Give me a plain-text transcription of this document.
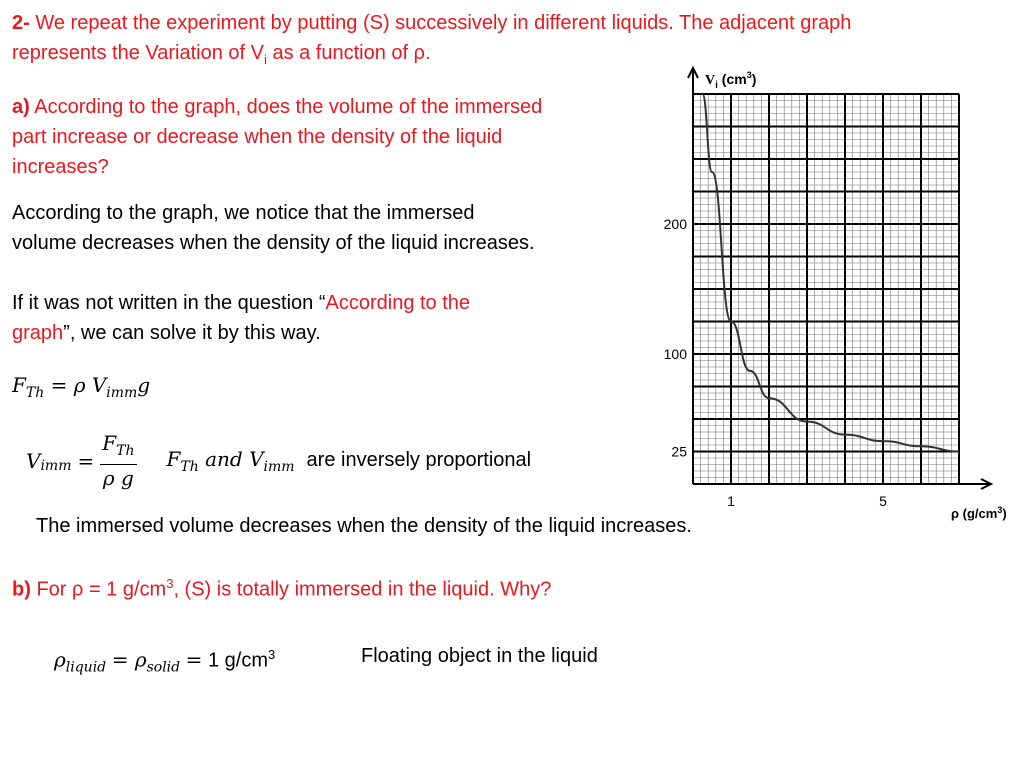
2- We repeat the experiment by putting (S) successively in different liquids. The adjacent graph
represents the Variation of $V_i$ as a function of ρ.
a) According to the graph, does the volume of the immersed
part increase or decrease when the density of the liquid
increases?
According to the graph, we notice that the immersed
volume decreases when the density of the liquid increases.
If it was not written in the question “According to the
graph”, we can solve it by this way.
$F_{Th} = \rho$ $V_{imm}g$
$V_{imm} = \frac{F_{Th}}{\text{ρ g}} F_{Th}$ and $V_{imm}$ are inversely proportional
The immersed volume decreases when the density of the liquid increases.
b) For ρ = 1 $g/cm^3$, (S) is totally immersed in the liquid. Why?
$\rho_{liquid} = \rho_{solid} = 1$ $g/cm^3$	Floating object in the liquid
25
100
200
1	5
$V_i$ $(cm^3)$
ρ $(g/cm^3)$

§ **Problem**:
Above are some records. Count the lines among them with the word "According", and answer with the number only.

§ **Solution to this task**:
3